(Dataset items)
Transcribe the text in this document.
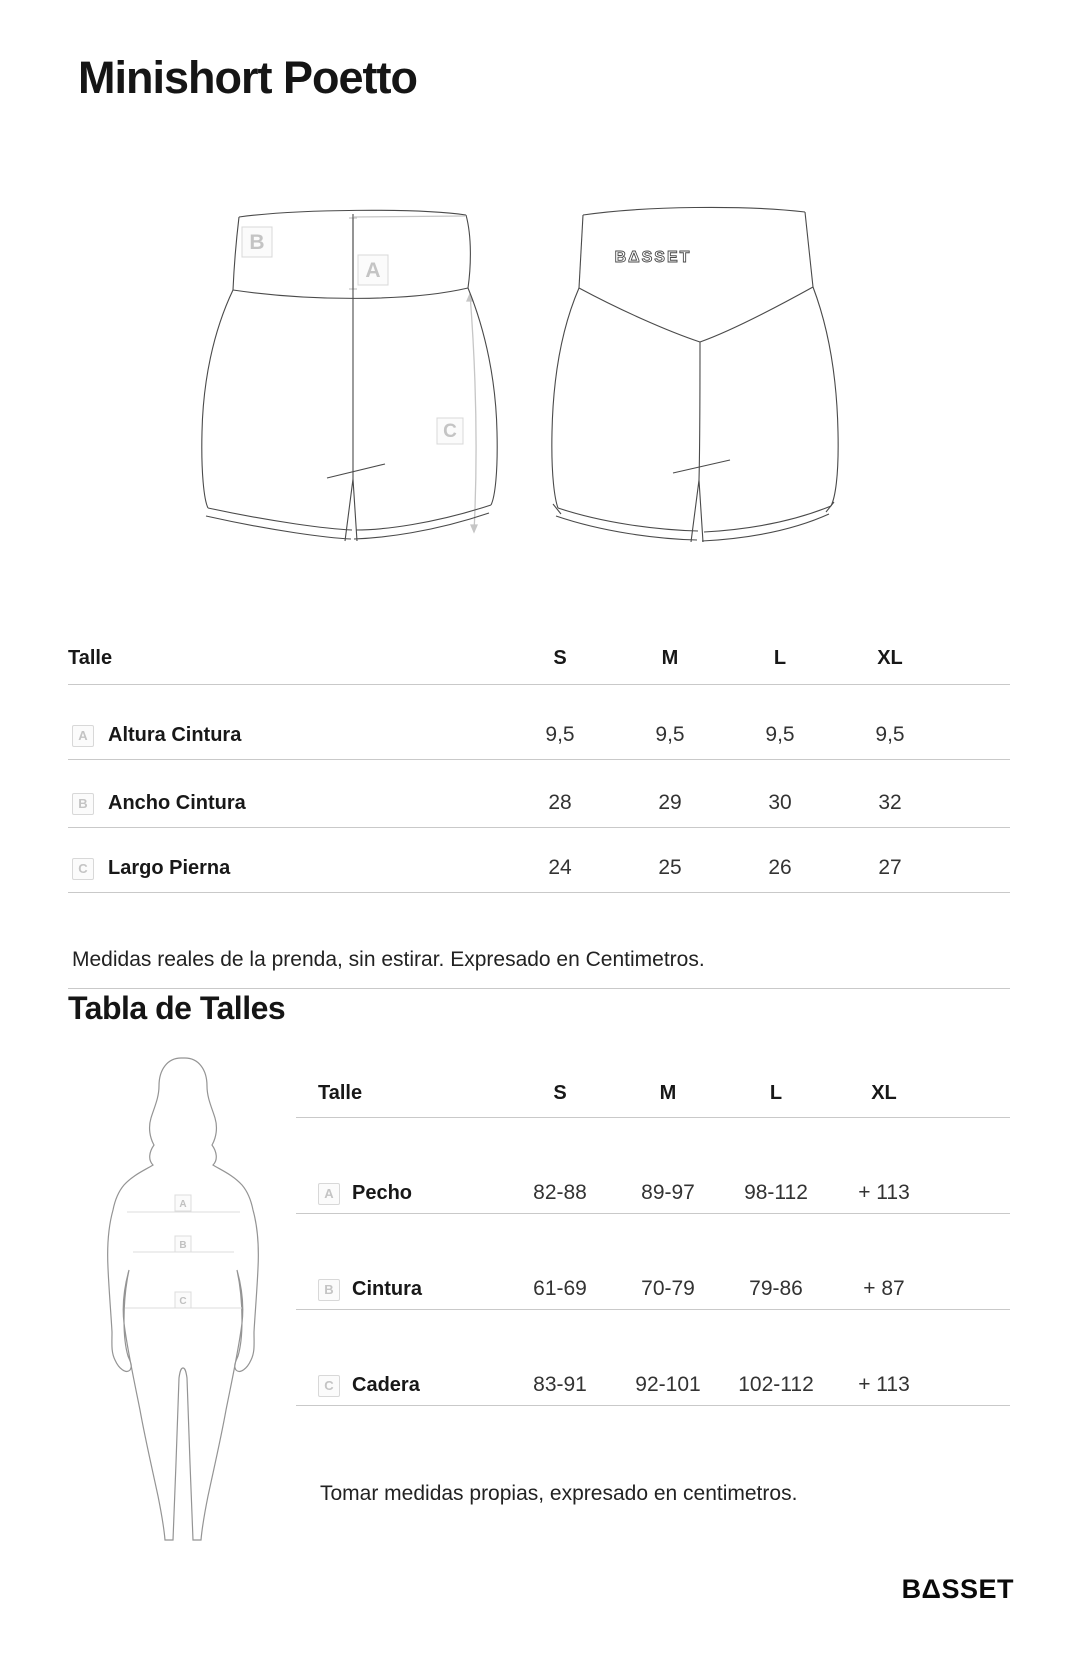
Minishort Poetto
B
A
C
BΔSSET
Talle	S	M	L	XL
A	Altura Cintura	9,5	9,5	9,5	9,5
B	Ancho Cintura	28	29	30	32
C	Largo Pierna	24	25	26	27
Medidas reales de la prenda, sin estirar. Expresado en Centimetros.
Tabla de Talles
A
B
C
Talle	S	M	L	XL
A Pecho	82-88	89-97	98-112	+ 113
B Cintura	61-69	70-79	79-86	+ 87
C Cadera	83-91	92-101	102-112	+ 113
Tomar medidas propias, expresado en centimetros.
BΔSSET
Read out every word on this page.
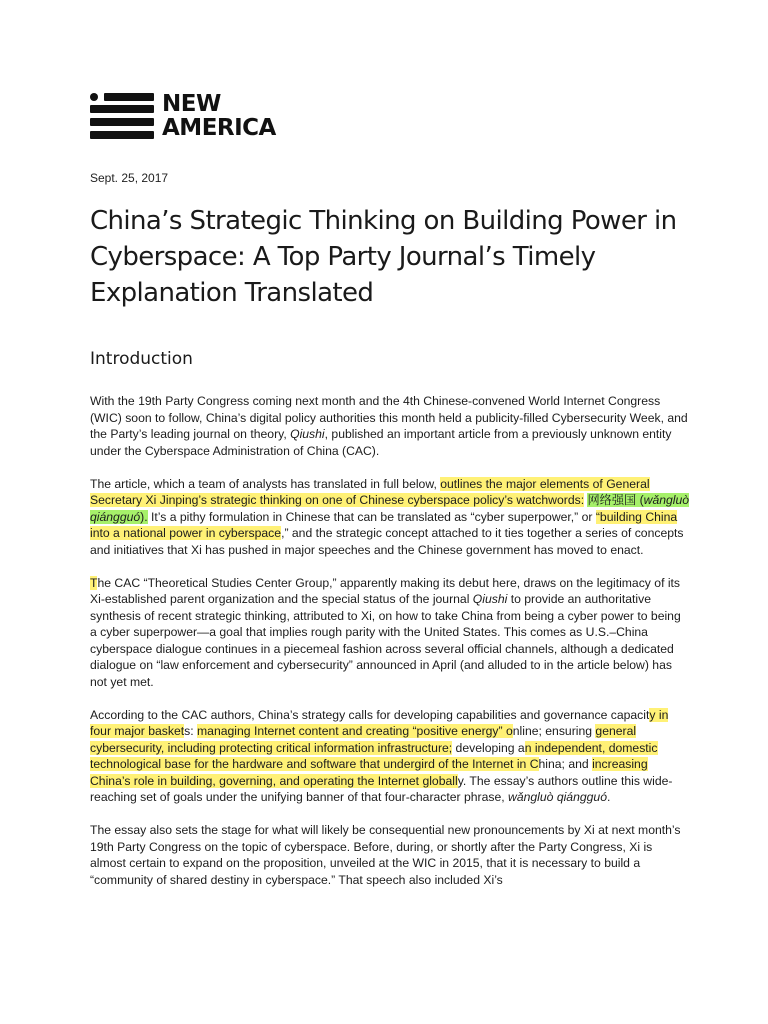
NEW
AMERICA
Sept. 25, 2017
China’s Strategic Thinking on Building Power in Cyberspace: A Top Party Journal’s Timely Explanation Translated
Introduction

With the 19th Party Congress coming next month and the 4th Chinese-convened World Internet Congress (WIC) soon to follow, China’s digital policy authorities this month held a publicity-filled Cybersecurity Week, and the Party’s leading journal on theory, Qiushi, published an important article from a previously unknown entity under the Cyberspace Administration of China (CAC).

The article, which a team of analysts has translated in full below, outlines the major elements of General Secretary Xi Jinping’s strategic thinking on one of Chinese cyberspace policy’s watchwords: 网络强国 (wǎngluò qiángguó). It’s a pithy formulation in Chinese that can be translated as “cyber superpower,” or “building China into a national power in cyberspace,” and the strategic concept attached to it ties together a series of concepts and initiatives that Xi has pushed in major speeches and the Chinese government has moved to enact.

The CAC “Theoretical Studies Center Group,” apparently making its debut here, draws on the legitimacy of its Xi-established parent organization and the special status of the journal Qiushi to provide an authoritative synthesis of recent strategic thinking, attributed to Xi, on how to take China from being a cyber power to being a cyber superpower—a goal that implies rough parity with the United States. This comes as U.S.–China cyberspace dialogue continues in a piecemeal fashion across several official channels, although a dedicated dialogue on “law enforcement and cybersecurity” announced in April (and alluded to in the article below) has not yet met.

According to the CAC authors, China’s strategy calls for developing capabilities and governance capacity in four major baskets: managing Internet content and creating “positive energy” online; ensuring general cybersecurity, including protecting critical information infrastructure; developing an independent, domestic technological base for the hardware and software that undergird of the Internet in China; and increasing China’s role in building, governing, and operating the Internet globally. The essay’s authors outline this wide-reaching set of goals under the unifying banner of that four-character phrase, wǎngluò qiángguó.

The essay also sets the stage for what will likely be consequential new pronouncements by Xi at next month’s 19th Party Congress on the topic of cyberspace. Before, during, or shortly after the Party Congress, Xi is almost certain to expand on the proposition, unveiled at the WIC in 2015, that it is necessary to build a “community of shared destiny in cyberspace.” That speech also included Xi’s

--- EXERCISE TASK ---
Quote each entry above verbatim and drop the pictures.

--- EXERCISE ANSWER ---
Transcribe the text in this document.
Minishort Poetto
B
A
C
BΔSSET
Talle	S	M	L	XL
A	Altura Cintura	9,5	9,5	9,5	9,5
B	Ancho Cintura	28	29	30	32
C	Largo Pierna	24	25	26	27
Medidas reales de la prenda, sin estirar. Expresado en Centimetros.
Tabla de Talles
A
B
C
Talle	S	M	L	XL
A Pecho	82-88	89-97	98-112	+ 113
B Cintura	61-69	70-79	79-86	+ 87
C Cadera	83-91	92-101	102-112	+ 113
Tomar medidas propias, expresado en centimetros.
BΔSSET
Read out every word on this page.
NEW
AMERICA
Sept. 25, 2017
China’s Strategic Thinking on Building Power in Cyberspace: A Top Party Journal’s Timely Explanation Translated
Introduction

With the 19th Party Congress coming next month and the 4th Chinese-convened World Internet Congress (WIC) soon to follow, China’s digital policy authorities this month held a publicity-filled Cybersecurity Week, and the Party’s leading journal on theory, Qiushi, published an important article from a previously unknown entity under the Cyberspace Administration of China (CAC).

The article, which a team of analysts has translated in full below, outlines the major elements of General Secretary Xi Jinping’s strategic thinking on one of Chinese cyberspace policy’s watchwords: 网络强国 (wǎngluò qiángguó). It’s a pithy formulation in Chinese that can be translated as “cyber superpower,” or “building China into a national power in cyberspace,” and the strategic concept attached to it ties together a series of concepts and initiatives that Xi has pushed in major speeches and the Chinese government has moved to enact.

The CAC “Theoretical Studies Center Group,” apparently making its debut here, draws on the legitimacy of its Xi-established parent organization and the special status of the journal Qiushi to provide an authoritative synthesis of recent strategic thinking, attributed to Xi, on how to take China from being a cyber power to being a cyber superpower—a goal that implies rough parity with the United States. This comes as U.S.–China cyberspace dialogue continues in a piecemeal fashion across several official channels, although a dedicated dialogue on “law enforcement and cybersecurity” announced in April (and alluded to in the article below) has not yet met.

According to the CAC authors, China’s strategy calls for developing capabilities and governance capacity in four major baskets: managing Internet content and creating “positive energy” online; ensuring general cybersecurity, including protecting critical information infrastructure; developing an independent, domestic technological base for the hardware and software that undergird of the Internet in China; and increasing China’s role in building, governing, and operating the Internet globally. The essay’s authors outline this wide-reaching set of goals under the unifying banner of that four-character phrase, wǎngluò qiángguó.

The essay also sets the stage for what will likely be consequential new pronouncements by Xi at next month’s 19th Party Congress on the topic of cyberspace. Before, during, or shortly after the Party Congress, Xi is almost certain to expand on the proposition, unveiled at the WIC in 2015, that it is necessary to build a “community of shared destiny in cyberspace.” That speech also included Xi’s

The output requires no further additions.